* _Written problem_
Reproduce the lines of the material exactly, excluding every image.

Dataset excerpts:
========================================
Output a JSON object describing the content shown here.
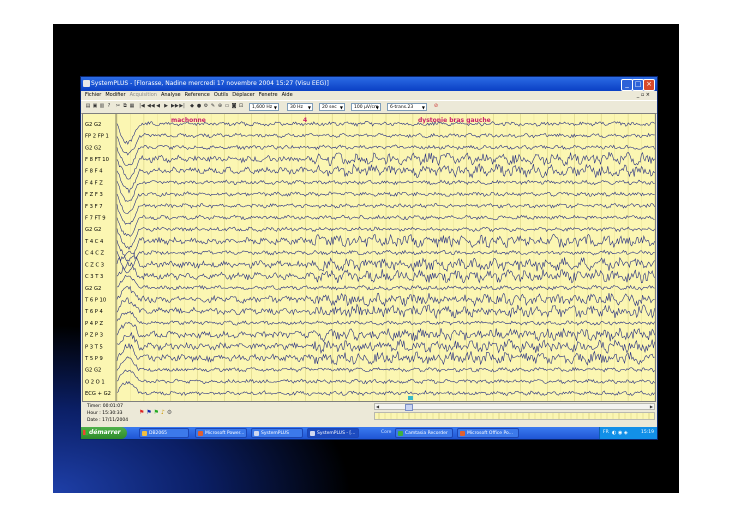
{
  "window": {
    "title": "SystemPLUS - [Florasse, Nadine mercredi 17 novembre 2004 15:27 (Visu EEG)]"
  },
  "menu": [
    {
      "label": "Fichier",
      "enabled": true
    },
    {
      "label": "Modifier",
      "enabled": true
    },
    {
      "label": "Acquisition",
      "enabled": false
    },
    {
      "label": "Analyse",
      "enabled": true
    },
    {
      "label": "Reference",
      "enabled": true
    },
    {
      "label": "Outils",
      "enabled": true
    },
    {
      "label": "Déplacer",
      "enabled": true
    },
    {
      "label": "Fenetre",
      "enabled": true
    },
    {
      "label": "Aide",
      "enabled": true
    }
  ],
  "toolbar": {
    "low_filter": "1,600 Hz",
    "high_filter": "30 Hz",
    "timebase": "20 sec",
    "gain": "100 µV/cm",
    "montage": "6-trans.23"
  },
  "annotations": [
    {
      "label": "machonne",
      "color": "#c8206a"
    },
    {
      "label": "4",
      "color": "#c8206a"
    },
    {
      "label": "dystonie bras gauche",
      "color": "#c8206a"
    }
  ],
  "channels": [
    "G2 G2",
    "FP 2 FP 1",
    "G2 G2",
    "F 8 FT 10",
    "F 8 F 4",
    "F 4 F Z",
    "F Z F 3",
    "F 3 F 7",
    "F 7 FT 9",
    "G2 G2",
    "T 4 C 4",
    "C 4 C Z",
    "C Z C 3",
    "C 3 T 3",
    "G2 G2",
    "T 6 P 10",
    "T 6 P 4",
    "P 4 P Z",
    "P Z P 3",
    "P 3 T 5",
    "T 5 P 9",
    "G2 G2",
    "O 2 O 1",
    "ECG + G2"
  ],
  "status": {
    "timer": "Timer: 00:01:07",
    "hour": "Hour  : 15:30:33",
    "date": "Date  : 17/11/2004"
  },
  "taskbar": {
    "start_label": "démarrer",
    "tasks": [
      {
        "label": "DB2065"
      },
      {
        "label": "Microsoft Power..."
      },
      {
        "label": "SystemPLUS"
      },
      {
        "label": "SystemPLUS - [..."
      },
      {
        "label": "Camtasia Recorder"
      },
      {
        "label": "Microsoft Office Po..."
      }
    ],
    "tray_lang": "FR",
    "clock": "15:19",
    "core_label": "Core"
  },
  "colors": {
    "trace": "#1a237e",
    "background": "#fbf6b2",
    "annotation": "#c8206a"
  }
}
========================================
* _Answer to this problem_
Output a JSON object describing the content shown here.
{
  "window": {
    "title": "SystemPLUS - [Florasse, Nadine mercredi 17 novembre 2004 15:27 (Visu EEG)]"
  },
  "menu": [
    {
      "label": "Fichier",
      "enabled": true
    },
    {
      "label": "Modifier",
      "enabled": true
    },
    {
      "label": "Acquisition",
      "enabled": false
    },
    {
      "label": "Analyse",
      "enabled": true
    },
    {
      "label": "Reference",
      "enabled": true
    },
    {
      "label": "Outils",
      "enabled": true
    },
    {
      "label": "Déplacer",
      "enabled": true
    },
    {
      "label": "Fenetre",
      "enabled": true
    },
    {
      "label": "Aide",
      "enabled": true
    }
  ],
  "toolbar": {
    "low_filter": "1,600 Hz",
    "high_filter": "30 Hz",
    "timebase": "20 sec",
    "gain": "100 µV/cm",
    "montage": "6-trans.23"
  },
  "annotations": [
    {
      "label": "machonne",
      "color": "#c8206a"
    },
    {
      "label": "4",
      "color": "#c8206a"
    },
    {
      "label": "dystonie bras gauche",
      "color": "#c8206a"
    }
  ],
  "channels": [
    "G2 G2",
    "FP 2 FP 1",
    "G2 G2",
    "F 8 FT 10",
    "F 8 F 4",
    "F 4 F Z",
    "F Z F 3",
    "F 3 F 7",
    "F 7 FT 9",
    "G2 G2",
    "T 4 C 4",
    "C 4 C Z",
    "C Z C 3",
    "C 3 T 3",
    "G2 G2",
    "T 6 P 10",
    "T 6 P 4",
    "P 4 P Z",
    "P Z P 3",
    "P 3 T 5",
    "T 5 P 9",
    "G2 G2",
    "O 2 O 1",
    "ECG + G2"
  ],
  "status": {
    "timer": "Timer: 00:01:07",
    "hour": "Hour  : 15:30:33",
    "date": "Date  : 17/11/2004"
  },
  "taskbar": {
    "start_label": "démarrer",
    "tasks": [
      {
        "label": "DB2065"
      },
      {
        "label": "Microsoft Power..."
      },
      {
        "label": "SystemPLUS"
      },
      {
        "label": "SystemPLUS - [..."
      },
      {
        "label": "Camtasia Recorder"
      },
      {
        "label": "Microsoft Office Po..."
      }
    ],
    "tray_lang": "FR",
    "clock": "15:19",
    "core_label": "Core"
  },
  "colors": {
    "trace": "#1a237e",
    "background": "#fbf6b2",
    "annotation": "#c8206a"
  }
}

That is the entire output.